* [Excerpted data]

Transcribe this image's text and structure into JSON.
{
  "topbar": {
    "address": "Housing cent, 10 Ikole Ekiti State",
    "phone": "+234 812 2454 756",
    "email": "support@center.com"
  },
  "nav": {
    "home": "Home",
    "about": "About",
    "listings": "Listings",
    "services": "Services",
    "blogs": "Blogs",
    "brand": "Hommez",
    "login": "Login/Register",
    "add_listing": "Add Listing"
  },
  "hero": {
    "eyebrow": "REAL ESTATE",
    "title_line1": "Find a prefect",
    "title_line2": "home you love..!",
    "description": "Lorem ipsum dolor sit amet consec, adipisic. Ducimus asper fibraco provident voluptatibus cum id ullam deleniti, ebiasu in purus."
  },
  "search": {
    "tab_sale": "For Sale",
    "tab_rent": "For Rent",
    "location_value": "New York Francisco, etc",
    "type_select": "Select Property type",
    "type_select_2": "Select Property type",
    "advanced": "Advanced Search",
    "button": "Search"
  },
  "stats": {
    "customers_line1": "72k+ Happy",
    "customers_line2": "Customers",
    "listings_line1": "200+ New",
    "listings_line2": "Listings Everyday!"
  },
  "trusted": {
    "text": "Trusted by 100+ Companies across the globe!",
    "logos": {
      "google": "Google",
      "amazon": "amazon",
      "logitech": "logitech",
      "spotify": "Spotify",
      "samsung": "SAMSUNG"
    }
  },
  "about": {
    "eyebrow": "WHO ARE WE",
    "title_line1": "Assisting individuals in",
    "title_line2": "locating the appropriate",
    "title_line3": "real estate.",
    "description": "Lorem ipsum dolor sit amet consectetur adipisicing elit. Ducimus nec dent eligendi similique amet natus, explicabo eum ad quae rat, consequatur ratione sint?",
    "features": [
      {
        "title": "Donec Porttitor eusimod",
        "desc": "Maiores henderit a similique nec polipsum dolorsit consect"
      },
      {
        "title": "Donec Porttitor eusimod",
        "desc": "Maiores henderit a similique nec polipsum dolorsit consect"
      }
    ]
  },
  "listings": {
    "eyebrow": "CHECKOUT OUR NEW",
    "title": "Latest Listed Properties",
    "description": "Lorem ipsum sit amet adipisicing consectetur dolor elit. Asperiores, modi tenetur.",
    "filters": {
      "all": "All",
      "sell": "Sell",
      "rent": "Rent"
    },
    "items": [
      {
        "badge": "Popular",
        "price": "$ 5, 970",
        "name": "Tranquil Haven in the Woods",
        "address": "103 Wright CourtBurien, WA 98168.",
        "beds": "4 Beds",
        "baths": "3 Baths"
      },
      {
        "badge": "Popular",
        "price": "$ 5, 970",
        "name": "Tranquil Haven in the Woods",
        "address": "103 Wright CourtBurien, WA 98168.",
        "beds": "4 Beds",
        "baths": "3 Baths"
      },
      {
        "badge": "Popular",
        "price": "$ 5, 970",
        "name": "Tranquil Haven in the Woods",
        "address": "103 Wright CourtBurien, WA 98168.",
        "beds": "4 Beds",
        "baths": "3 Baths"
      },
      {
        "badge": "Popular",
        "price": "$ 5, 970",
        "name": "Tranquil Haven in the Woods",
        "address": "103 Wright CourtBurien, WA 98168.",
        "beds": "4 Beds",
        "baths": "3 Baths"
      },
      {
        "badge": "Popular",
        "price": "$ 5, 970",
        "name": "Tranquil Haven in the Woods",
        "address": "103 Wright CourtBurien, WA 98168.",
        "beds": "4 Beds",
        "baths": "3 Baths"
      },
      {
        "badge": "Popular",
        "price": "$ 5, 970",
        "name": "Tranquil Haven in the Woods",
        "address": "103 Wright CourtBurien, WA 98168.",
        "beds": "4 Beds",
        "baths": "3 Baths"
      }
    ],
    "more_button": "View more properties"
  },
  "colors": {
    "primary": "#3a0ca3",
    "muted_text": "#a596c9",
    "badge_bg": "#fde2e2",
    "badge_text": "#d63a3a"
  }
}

* [Challenge]
Quote every record above exactly.

* [Result for this task]
Transcribe this image's text and structure into JSON.
{
  "topbar": {
    "address": "Housing cent, 10 Ikole Ekiti State",
    "phone": "+234 812 2454 756",
    "email": "support@center.com"
  },
  "nav": {
    "home": "Home",
    "about": "About",
    "listings": "Listings",
    "services": "Services",
    "blogs": "Blogs",
    "brand": "Hommez",
    "login": "Login/Register",
    "add_listing": "Add Listing"
  },
  "hero": {
    "eyebrow": "REAL ESTATE",
    "title_line1": "Find a prefect",
    "title_line2": "home you love..!",
    "description": "Lorem ipsum dolor sit amet consec, adipisic. Ducimus asper fibraco provident voluptatibus cum id ullam deleniti, ebiasu in purus."
  },
  "search": {
    "tab_sale": "For Sale",
    "tab_rent": "For Rent",
    "location_value": "New York Francisco, etc",
    "type_select": "Select Property type",
    "type_select_2": "Select Property type",
    "advanced": "Advanced Search",
    "button": "Search"
  },
  "stats": {
    "customers_line1": "72k+ Happy",
    "customers_line2": "Customers",
    "listings_line1": "200+ New",
    "listings_line2": "Listings Everyday!"
  },
  "trusted": {
    "text": "Trusted by 100+ Companies across the globe!",
    "logos": {
      "google": "Google",
      "amazon": "amazon",
      "logitech": "logitech",
      "spotify": "Spotify",
      "samsung": "SAMSUNG"
    }
  },
  "about": {
    "eyebrow": "WHO ARE WE",
    "title_line1": "Assisting individuals in",
    "title_line2": "locating the appropriate",
    "title_line3": "real estate.",
    "description": "Lorem ipsum dolor sit amet consectetur adipisicing elit. Ducimus nec dent eligendi similique amet natus, explicabo eum ad quae rat, consequatur ratione sint?",
    "features": [
      {
        "title": "Donec Porttitor eusimod",
        "desc": "Maiores henderit a similique nec polipsum dolorsit consect"
      },
      {
        "title": "Donec Porttitor eusimod",
        "desc": "Maiores henderit a similique nec polipsum dolorsit consect"
      }
    ]
  },
  "listings": {
    "eyebrow": "CHECKOUT OUR NEW",
    "title": "Latest Listed Properties",
    "description": "Lorem ipsum sit amet adipisicing consectetur dolor elit. Asperiores, modi tenetur.",
    "filters": {
      "all": "All",
      "sell": "Sell",
      "rent": "Rent"
    },
    "items": [
      {
        "badge": "Popular",
        "price": "$ 5, 970",
        "name": "Tranquil Haven in the Woods",
        "address": "103 Wright CourtBurien, WA 98168.",
        "beds": "4 Beds",
        "baths": "3 Baths"
      },
      {
        "badge": "Popular",
        "price": "$ 5, 970",
        "name": "Tranquil Haven in the Woods",
        "address": "103 Wright CourtBurien, WA 98168.",
        "beds": "4 Beds",
        "baths": "3 Baths"
      },
      {
        "badge": "Popular",
        "price": "$ 5, 970",
        "name": "Tranquil Haven in the Woods",
        "address": "103 Wright CourtBurien, WA 98168.",
        "beds": "4 Beds",
        "baths": "3 Baths"
      },
      {
        "badge": "Popular",
        "price": "$ 5, 970",
        "name": "Tranquil Haven in the Woods",
        "address": "103 Wright CourtBurien, WA 98168.",
        "beds": "4 Beds",
        "baths": "3 Baths"
      },
      {
        "badge": "Popular",
        "price": "$ 5, 970",
        "name": "Tranquil Haven in the Woods",
        "address": "103 Wright CourtBurien, WA 98168.",
        "beds": "4 Beds",
        "baths": "3 Baths"
      },
      {
        "badge": "Popular",
        "price": "$ 5, 970",
        "name": "Tranquil Haven in the Woods",
        "address": "103 Wright CourtBurien, WA 98168.",
        "beds": "4 Beds",
        "baths": "3 Baths"
      }
    ],
    "more_button": "View more properties"
  },
  "colors": {
    "primary": "#3a0ca3",
    "muted_text": "#a596c9",
    "badge_bg": "#fde2e2",
    "badge_text": "#d63a3a"
  }
}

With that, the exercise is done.